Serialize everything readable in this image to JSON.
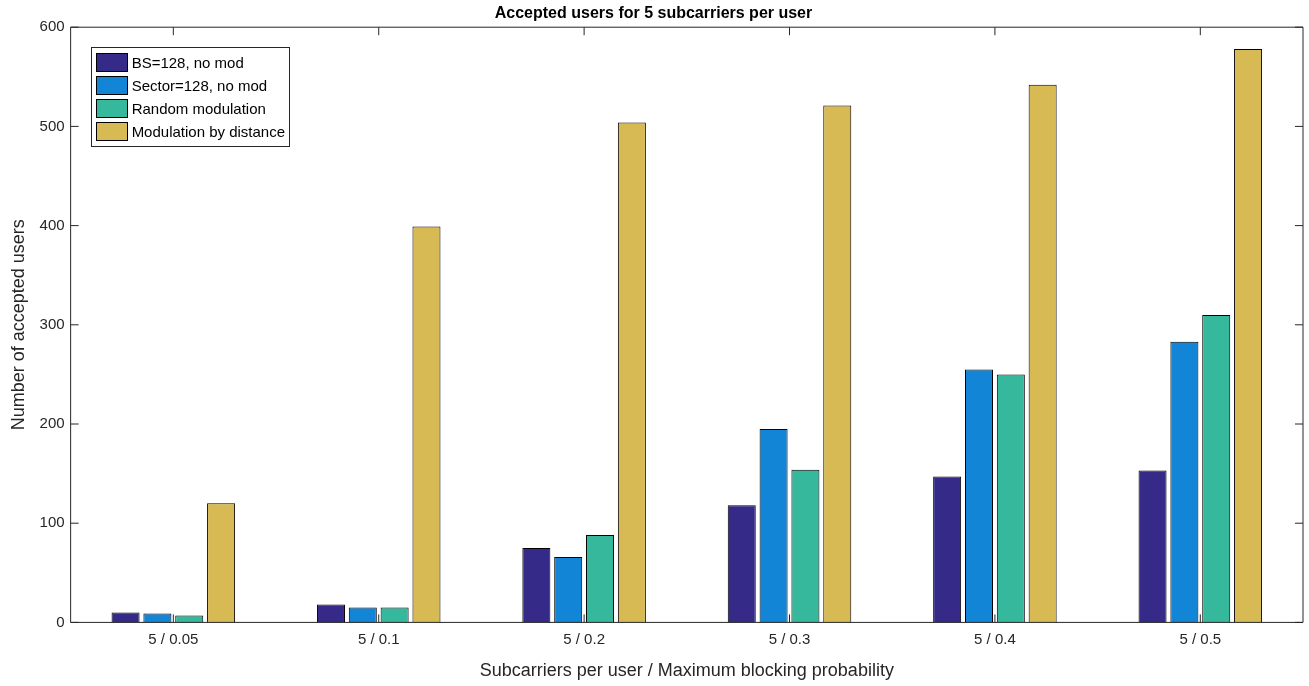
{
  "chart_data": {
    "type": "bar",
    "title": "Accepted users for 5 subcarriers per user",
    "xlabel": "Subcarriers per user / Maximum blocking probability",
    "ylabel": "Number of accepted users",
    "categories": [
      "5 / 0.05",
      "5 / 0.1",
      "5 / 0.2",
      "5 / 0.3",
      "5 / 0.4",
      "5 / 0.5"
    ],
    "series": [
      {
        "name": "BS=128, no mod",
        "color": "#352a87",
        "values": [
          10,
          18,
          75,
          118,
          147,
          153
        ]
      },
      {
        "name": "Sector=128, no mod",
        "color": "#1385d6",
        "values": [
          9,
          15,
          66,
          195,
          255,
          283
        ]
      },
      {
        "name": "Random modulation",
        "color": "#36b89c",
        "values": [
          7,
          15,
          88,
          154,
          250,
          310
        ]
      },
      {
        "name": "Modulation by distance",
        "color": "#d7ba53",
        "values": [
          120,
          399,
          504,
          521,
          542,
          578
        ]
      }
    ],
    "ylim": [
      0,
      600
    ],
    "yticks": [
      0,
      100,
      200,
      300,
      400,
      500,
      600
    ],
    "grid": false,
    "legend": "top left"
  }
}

....

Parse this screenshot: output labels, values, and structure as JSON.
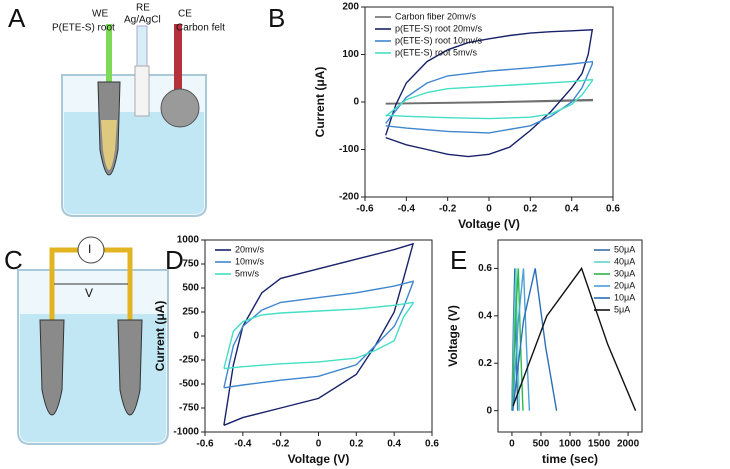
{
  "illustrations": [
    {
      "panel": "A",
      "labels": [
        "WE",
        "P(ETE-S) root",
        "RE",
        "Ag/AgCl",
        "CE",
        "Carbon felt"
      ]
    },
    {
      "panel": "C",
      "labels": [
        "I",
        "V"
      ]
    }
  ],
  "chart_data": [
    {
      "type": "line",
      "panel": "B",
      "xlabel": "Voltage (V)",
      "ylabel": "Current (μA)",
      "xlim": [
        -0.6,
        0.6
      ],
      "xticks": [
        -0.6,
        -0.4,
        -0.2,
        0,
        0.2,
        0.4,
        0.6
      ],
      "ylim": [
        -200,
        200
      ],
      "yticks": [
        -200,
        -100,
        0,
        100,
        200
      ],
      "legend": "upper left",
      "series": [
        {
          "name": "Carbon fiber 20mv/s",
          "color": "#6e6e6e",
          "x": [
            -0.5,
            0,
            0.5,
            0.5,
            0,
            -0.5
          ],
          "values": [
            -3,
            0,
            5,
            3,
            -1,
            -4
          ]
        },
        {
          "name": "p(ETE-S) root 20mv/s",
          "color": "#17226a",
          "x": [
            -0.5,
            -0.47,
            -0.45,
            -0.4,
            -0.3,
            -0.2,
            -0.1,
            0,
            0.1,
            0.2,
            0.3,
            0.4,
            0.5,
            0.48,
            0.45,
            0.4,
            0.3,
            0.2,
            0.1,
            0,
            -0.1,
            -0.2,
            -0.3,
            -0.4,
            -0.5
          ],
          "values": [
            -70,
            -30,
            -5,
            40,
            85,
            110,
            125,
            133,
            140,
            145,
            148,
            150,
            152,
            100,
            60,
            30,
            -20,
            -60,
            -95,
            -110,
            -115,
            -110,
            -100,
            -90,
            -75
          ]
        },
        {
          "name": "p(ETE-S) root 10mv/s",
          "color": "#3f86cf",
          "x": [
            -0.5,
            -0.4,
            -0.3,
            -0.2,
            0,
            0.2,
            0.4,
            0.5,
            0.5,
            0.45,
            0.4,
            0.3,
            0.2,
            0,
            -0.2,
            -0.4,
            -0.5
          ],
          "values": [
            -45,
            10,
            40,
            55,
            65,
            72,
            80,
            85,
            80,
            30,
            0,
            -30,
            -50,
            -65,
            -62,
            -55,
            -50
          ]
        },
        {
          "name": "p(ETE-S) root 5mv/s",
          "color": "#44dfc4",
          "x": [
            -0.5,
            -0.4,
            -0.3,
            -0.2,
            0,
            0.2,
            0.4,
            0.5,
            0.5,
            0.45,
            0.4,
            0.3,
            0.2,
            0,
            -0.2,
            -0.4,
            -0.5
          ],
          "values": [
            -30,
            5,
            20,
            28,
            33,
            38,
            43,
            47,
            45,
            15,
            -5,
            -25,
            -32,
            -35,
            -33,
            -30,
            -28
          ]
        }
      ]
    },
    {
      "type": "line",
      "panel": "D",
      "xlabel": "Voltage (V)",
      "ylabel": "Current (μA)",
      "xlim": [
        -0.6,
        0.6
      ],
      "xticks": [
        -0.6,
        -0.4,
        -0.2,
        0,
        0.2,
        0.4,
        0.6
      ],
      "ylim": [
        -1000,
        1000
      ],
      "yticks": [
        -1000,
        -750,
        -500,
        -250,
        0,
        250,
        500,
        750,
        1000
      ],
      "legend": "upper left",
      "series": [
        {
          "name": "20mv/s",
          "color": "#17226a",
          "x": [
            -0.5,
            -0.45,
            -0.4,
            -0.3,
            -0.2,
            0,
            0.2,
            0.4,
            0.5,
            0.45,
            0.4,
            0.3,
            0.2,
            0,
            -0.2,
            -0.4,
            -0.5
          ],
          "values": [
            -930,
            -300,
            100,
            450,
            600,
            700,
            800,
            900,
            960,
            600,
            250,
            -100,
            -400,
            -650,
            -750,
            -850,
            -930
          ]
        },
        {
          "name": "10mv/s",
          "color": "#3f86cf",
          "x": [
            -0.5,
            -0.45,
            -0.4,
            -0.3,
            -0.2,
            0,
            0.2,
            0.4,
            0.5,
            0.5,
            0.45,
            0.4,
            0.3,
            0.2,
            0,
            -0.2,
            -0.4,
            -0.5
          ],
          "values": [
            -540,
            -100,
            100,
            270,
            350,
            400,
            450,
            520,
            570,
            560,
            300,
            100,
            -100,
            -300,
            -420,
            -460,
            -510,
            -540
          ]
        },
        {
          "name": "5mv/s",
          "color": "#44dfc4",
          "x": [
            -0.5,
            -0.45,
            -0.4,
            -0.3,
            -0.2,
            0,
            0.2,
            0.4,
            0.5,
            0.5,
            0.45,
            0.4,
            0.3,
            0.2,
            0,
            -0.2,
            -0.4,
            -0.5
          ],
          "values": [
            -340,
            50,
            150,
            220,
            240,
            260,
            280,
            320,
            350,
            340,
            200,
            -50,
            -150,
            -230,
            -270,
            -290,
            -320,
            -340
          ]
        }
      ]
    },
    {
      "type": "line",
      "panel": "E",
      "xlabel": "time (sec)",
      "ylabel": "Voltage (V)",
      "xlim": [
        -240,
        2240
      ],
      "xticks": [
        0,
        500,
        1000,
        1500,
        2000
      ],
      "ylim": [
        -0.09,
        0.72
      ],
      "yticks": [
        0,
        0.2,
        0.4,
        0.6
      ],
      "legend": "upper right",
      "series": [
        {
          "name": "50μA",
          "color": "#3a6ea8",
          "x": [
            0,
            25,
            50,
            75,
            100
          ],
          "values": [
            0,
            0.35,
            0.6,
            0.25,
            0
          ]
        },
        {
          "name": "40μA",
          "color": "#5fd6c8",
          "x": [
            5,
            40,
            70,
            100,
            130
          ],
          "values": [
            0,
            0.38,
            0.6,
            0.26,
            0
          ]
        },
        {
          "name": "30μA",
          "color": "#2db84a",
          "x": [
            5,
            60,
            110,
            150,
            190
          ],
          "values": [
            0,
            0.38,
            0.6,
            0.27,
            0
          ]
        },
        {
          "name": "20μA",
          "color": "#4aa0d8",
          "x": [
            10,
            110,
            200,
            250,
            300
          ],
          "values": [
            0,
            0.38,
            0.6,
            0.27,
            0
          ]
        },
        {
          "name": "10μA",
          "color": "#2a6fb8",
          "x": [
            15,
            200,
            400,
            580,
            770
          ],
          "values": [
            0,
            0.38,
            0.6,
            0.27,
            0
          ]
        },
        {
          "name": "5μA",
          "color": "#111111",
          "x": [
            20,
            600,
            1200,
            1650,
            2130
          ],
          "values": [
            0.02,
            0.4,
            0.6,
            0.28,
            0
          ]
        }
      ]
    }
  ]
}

....

**WRITTEN EXERCISE**
From the entries above, pull out each line that includes "users".

**SOLUTION TO THE EXERCISE**
    "title": "Accepted users for 5 subcarriers per user",
    "ylabel": "Number of accepted users",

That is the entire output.